**Provided information:**
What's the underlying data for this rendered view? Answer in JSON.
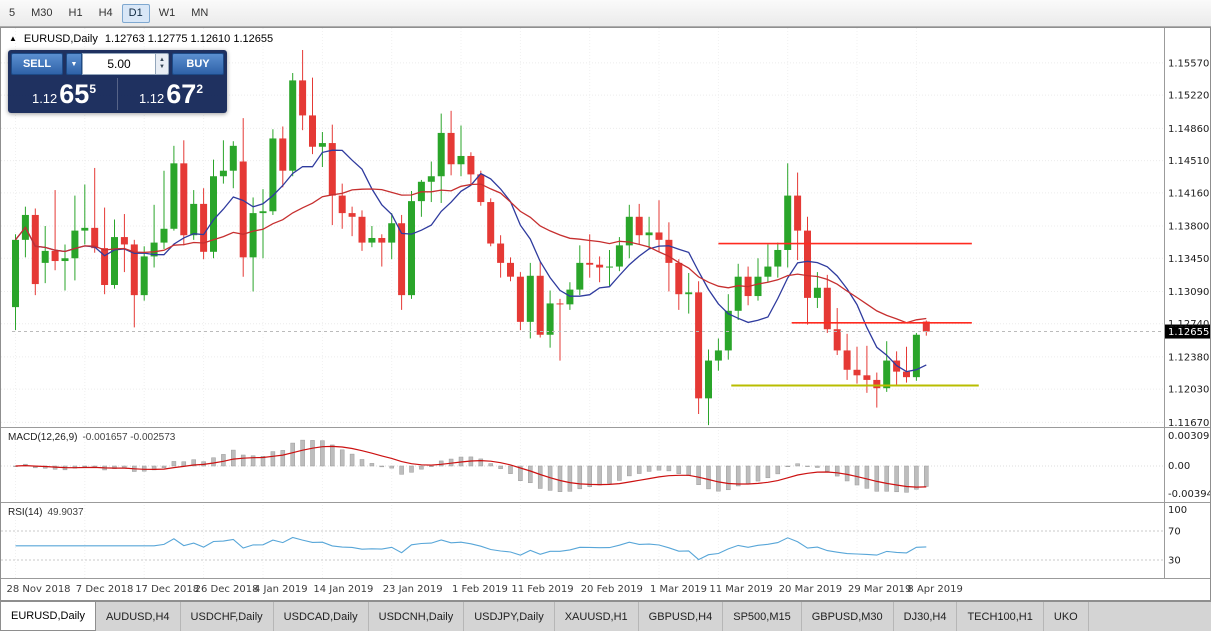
{
  "toolbar": {
    "timeframes": [
      {
        "label": "5",
        "active": false
      },
      {
        "label": "M30",
        "active": false
      },
      {
        "label": "H1",
        "active": false
      },
      {
        "label": "H4",
        "active": false
      },
      {
        "label": "D1",
        "active": true
      },
      {
        "label": "W1",
        "active": false
      },
      {
        "label": "MN",
        "active": false
      }
    ]
  },
  "icons": {
    "symbol_arrow": "▲",
    "volume_dropdown": "▼",
    "stepper_up": "▲",
    "stepper_down": "▼"
  },
  "trade_panel": {
    "sell_label": "SELL",
    "buy_label": "BUY",
    "volume": "5.00",
    "sell_small": "1.12",
    "sell_big": "65",
    "sell_sup": "5",
    "buy_small": "1.12",
    "buy_big": "67",
    "buy_sup": "2"
  },
  "chart_data": {
    "type": "candlestick",
    "symbol": "EURUSD",
    "timeframe": "Daily",
    "header": {
      "symbol": "EURUSD,Daily",
      "ohlc": "1.12763 1.12775 1.12610 1.12655"
    },
    "y_range": {
      "min": 1.1163,
      "max": 1.1584
    },
    "colors": {
      "up": "#2aa52a",
      "down": "#e53935"
    },
    "y_axis_labels": [
      "1.15570",
      "1.15220",
      "1.14860",
      "1.14510",
      "1.14160",
      "1.13800",
      "1.13450",
      "1.13090",
      "1.12740",
      "1.12380",
      "1.12030",
      "1.11670"
    ],
    "x_labels": [
      {
        "label": "28 Nov 2018",
        "i": 0
      },
      {
        "label": "7 Dec 2018",
        "i": 7
      },
      {
        "label": "17 Dec 2018",
        "i": 13
      },
      {
        "label": "26 Dec 2018",
        "i": 19
      },
      {
        "label": "4 Jan 2019",
        "i": 25
      },
      {
        "label": "14 Jan 2019",
        "i": 31
      },
      {
        "label": "23 Jan 2019",
        "i": 38
      },
      {
        "label": "1 Feb 2019",
        "i": 45
      },
      {
        "label": "11 Feb 2019",
        "i": 51
      },
      {
        "label": "20 Feb 2019",
        "i": 58
      },
      {
        "label": "1 Mar 2019",
        "i": 65
      },
      {
        "label": "11 Mar 2019",
        "i": 71
      },
      {
        "label": "20 Mar 2019",
        "i": 78
      },
      {
        "label": "29 Mar 2019",
        "i": 85
      },
      {
        "label": "8 Apr 2019",
        "i": 91
      }
    ],
    "candles": [
      [
        1.1292,
        1.1371,
        1.1267,
        1.1365
      ],
      [
        1.1365,
        1.1401,
        1.1346,
        1.1392
      ],
      [
        1.1392,
        1.1399,
        1.1305,
        1.1317
      ],
      [
        1.134,
        1.138,
        1.1318,
        1.1353
      ],
      [
        1.1353,
        1.1419,
        1.1332,
        1.1342
      ],
      [
        1.1342,
        1.136,
        1.131,
        1.1345
      ],
      [
        1.1345,
        1.1413,
        1.1321,
        1.1375
      ],
      [
        1.1375,
        1.1425,
        1.136,
        1.1378
      ],
      [
        1.1378,
        1.1443,
        1.1351,
        1.1356
      ],
      [
        1.1356,
        1.14,
        1.1306,
        1.1316
      ],
      [
        1.1316,
        1.1387,
        1.1312,
        1.1368
      ],
      [
        1.1368,
        1.1393,
        1.133,
        1.136
      ],
      [
        1.136,
        1.1365,
        1.127,
        1.1305
      ],
      [
        1.1305,
        1.1358,
        1.1299,
        1.1347
      ],
      [
        1.1347,
        1.1403,
        1.1335,
        1.1362
      ],
      [
        1.1362,
        1.144,
        1.1355,
        1.1377
      ],
      [
        1.1377,
        1.1467,
        1.1375,
        1.1448
      ],
      [
        1.1448,
        1.1473,
        1.1359,
        1.137
      ],
      [
        1.137,
        1.1419,
        1.1365,
        1.1404
      ],
      [
        1.1404,
        1.1421,
        1.1344,
        1.1352
      ],
      [
        1.1352,
        1.1452,
        1.1345,
        1.1434
      ],
      [
        1.1434,
        1.1473,
        1.1426,
        1.144
      ],
      [
        1.144,
        1.1472,
        1.1421,
        1.1467
      ],
      [
        1.145,
        1.1497,
        1.1325,
        1.1346
      ],
      [
        1.1346,
        1.1411,
        1.1309,
        1.1394
      ],
      [
        1.1394,
        1.142,
        1.1345,
        1.1396
      ],
      [
        1.1396,
        1.1485,
        1.1392,
        1.1475
      ],
      [
        1.1475,
        1.1488,
        1.1422,
        1.144
      ],
      [
        1.144,
        1.1546,
        1.1434,
        1.1538
      ],
      [
        1.1538,
        1.1571,
        1.1484,
        1.15
      ],
      [
        1.15,
        1.1541,
        1.1458,
        1.1466
      ],
      [
        1.1466,
        1.1482,
        1.1444,
        1.147
      ],
      [
        1.147,
        1.149,
        1.1381,
        1.1413
      ],
      [
        1.1413,
        1.1426,
        1.1377,
        1.1394
      ],
      [
        1.1394,
        1.1401,
        1.1369,
        1.139
      ],
      [
        1.139,
        1.1397,
        1.1353,
        1.1362
      ],
      [
        1.1362,
        1.138,
        1.1357,
        1.1367
      ],
      [
        1.1367,
        1.1371,
        1.1336,
        1.1362
      ],
      [
        1.1362,
        1.1394,
        1.1344,
        1.1383
      ],
      [
        1.1383,
        1.1392,
        1.1289,
        1.1305
      ],
      [
        1.1305,
        1.1418,
        1.1301,
        1.1407
      ],
      [
        1.1407,
        1.143,
        1.139,
        1.1428
      ],
      [
        1.1428,
        1.145,
        1.1406,
        1.1434
      ],
      [
        1.1434,
        1.1502,
        1.1405,
        1.1481
      ],
      [
        1.1481,
        1.1505,
        1.1435,
        1.1447
      ],
      [
        1.1447,
        1.1489,
        1.1434,
        1.1456
      ],
      [
        1.1456,
        1.146,
        1.1424,
        1.1436
      ],
      [
        1.1436,
        1.144,
        1.1402,
        1.1406
      ],
      [
        1.1406,
        1.141,
        1.1358,
        1.1361
      ],
      [
        1.1361,
        1.137,
        1.1324,
        1.134
      ],
      [
        1.134,
        1.1346,
        1.132,
        1.1325
      ],
      [
        1.1325,
        1.133,
        1.1267,
        1.1276
      ],
      [
        1.1276,
        1.134,
        1.1258,
        1.1326
      ],
      [
        1.1326,
        1.1341,
        1.1259,
        1.1262
      ],
      [
        1.1262,
        1.131,
        1.1248,
        1.1296
      ],
      [
        1.1296,
        1.1301,
        1.1234,
        1.1295
      ],
      [
        1.1295,
        1.1319,
        1.1289,
        1.1311
      ],
      [
        1.1311,
        1.1359,
        1.1305,
        1.134
      ],
      [
        1.134,
        1.1371,
        1.1324,
        1.1338
      ],
      [
        1.1338,
        1.1347,
        1.1319,
        1.1335
      ],
      [
        1.1335,
        1.1354,
        1.1315,
        1.1336
      ],
      [
        1.1336,
        1.1368,
        1.1331,
        1.1359
      ],
      [
        1.1359,
        1.1403,
        1.1345,
        1.139
      ],
      [
        1.139,
        1.1404,
        1.136,
        1.137
      ],
      [
        1.137,
        1.139,
        1.1355,
        1.1373
      ],
      [
        1.1373,
        1.1408,
        1.1352,
        1.1365
      ],
      [
        1.1365,
        1.1384,
        1.1309,
        1.134
      ],
      [
        1.134,
        1.1344,
        1.1289,
        1.1306
      ],
      [
        1.1306,
        1.1329,
        1.1285,
        1.1308
      ],
      [
        1.1308,
        1.132,
        1.1176,
        1.1193
      ],
      [
        1.1193,
        1.1246,
        1.1164,
        1.1234
      ],
      [
        1.1234,
        1.1258,
        1.1223,
        1.1245
      ],
      [
        1.1245,
        1.1306,
        1.1235,
        1.1288
      ],
      [
        1.1288,
        1.1339,
        1.1278,
        1.1325
      ],
      [
        1.1325,
        1.1336,
        1.1294,
        1.1304
      ],
      [
        1.1304,
        1.1345,
        1.1299,
        1.1325
      ],
      [
        1.1325,
        1.136,
        1.1319,
        1.1336
      ],
      [
        1.1336,
        1.1362,
        1.1324,
        1.1354
      ],
      [
        1.1354,
        1.1448,
        1.1335,
        1.1413
      ],
      [
        1.1413,
        1.1438,
        1.1343,
        1.1375
      ],
      [
        1.1375,
        1.139,
        1.1273,
        1.1302
      ],
      [
        1.1302,
        1.133,
        1.1291,
        1.1313
      ],
      [
        1.1313,
        1.1327,
        1.1264,
        1.1268
      ],
      [
        1.1268,
        1.1291,
        1.124,
        1.1245
      ],
      [
        1.1245,
        1.1263,
        1.1213,
        1.1224
      ],
      [
        1.1224,
        1.1249,
        1.1209,
        1.1218
      ],
      [
        1.1218,
        1.125,
        1.1199,
        1.1213
      ],
      [
        1.1213,
        1.1221,
        1.1183,
        1.1204
      ],
      [
        1.1204,
        1.1255,
        1.12,
        1.1234
      ],
      [
        1.1234,
        1.1244,
        1.1206,
        1.1222
      ],
      [
        1.1222,
        1.1249,
        1.121,
        1.1216
      ],
      [
        1.1216,
        1.1264,
        1.1212,
        1.1262
      ],
      [
        1.12763,
        1.12775,
        1.1261,
        1.12655
      ]
    ],
    "moving_averages": [
      {
        "period": 8,
        "color": "#2f3b9e"
      },
      {
        "period": 22,
        "color": "#c62f2f"
      }
    ],
    "hlines": [
      {
        "price": 1.1361,
        "i1": 71,
        "i2": 96.6,
        "color": "#ff2b20",
        "width": 1.6
      },
      {
        "price": 1.1275,
        "i1": 78.4,
        "i2": 96.6,
        "color": "#ff2b20",
        "width": 1.6
      },
      {
        "price": 1.1207,
        "i1": 72.3,
        "i2": 97.3,
        "color": "#b8bd00",
        "width": 2
      }
    ],
    "price_line": {
      "value": 1.12655,
      "label": "1.12655"
    },
    "macd": {
      "label": "MACD(12,26,9)",
      "values_text": "-0.001657 -0.002573",
      "fast": 12,
      "slow": 26,
      "signal": 9,
      "axis_labels": [
        "0.003095",
        "0.00",
        "-0.003947"
      ],
      "hist_color": "#bdbdbd",
      "signal_color": "#cc1111"
    },
    "rsi": {
      "label": "RSI(14)",
      "value_text": "49.9037",
      "period": 14,
      "levels": [
        70,
        30
      ],
      "axis_labels": [
        "100",
        "70",
        "30"
      ],
      "color": "#58a6d8"
    }
  },
  "tabs": [
    {
      "label": "EURUSD,Daily",
      "active": true
    },
    {
      "label": "AUDUSD,H4",
      "active": false
    },
    {
      "label": "USDCHF,Daily",
      "active": false
    },
    {
      "label": "USDCAD,Daily",
      "active": false
    },
    {
      "label": "USDCNH,Daily",
      "active": false
    },
    {
      "label": "USDJPY,Daily",
      "active": false
    },
    {
      "label": "XAUUSD,H1",
      "active": false
    },
    {
      "label": "GBPUSD,H4",
      "active": false
    },
    {
      "label": "SP500,M15",
      "active": false
    },
    {
      "label": "GBPUSD,M30",
      "active": false
    },
    {
      "label": "DJ30,H4",
      "active": false
    },
    {
      "label": "TECH100,H1",
      "active": false
    },
    {
      "label": "UKO",
      "active": false
    }
  ]
}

**The problem:** Copy each line of the listing in which the word "EURUSD" can be found.

**Answer in full:**
    "symbol": "EURUSD",
      "symbol": "EURUSD,Daily",
      "label": "EURUSD,Daily",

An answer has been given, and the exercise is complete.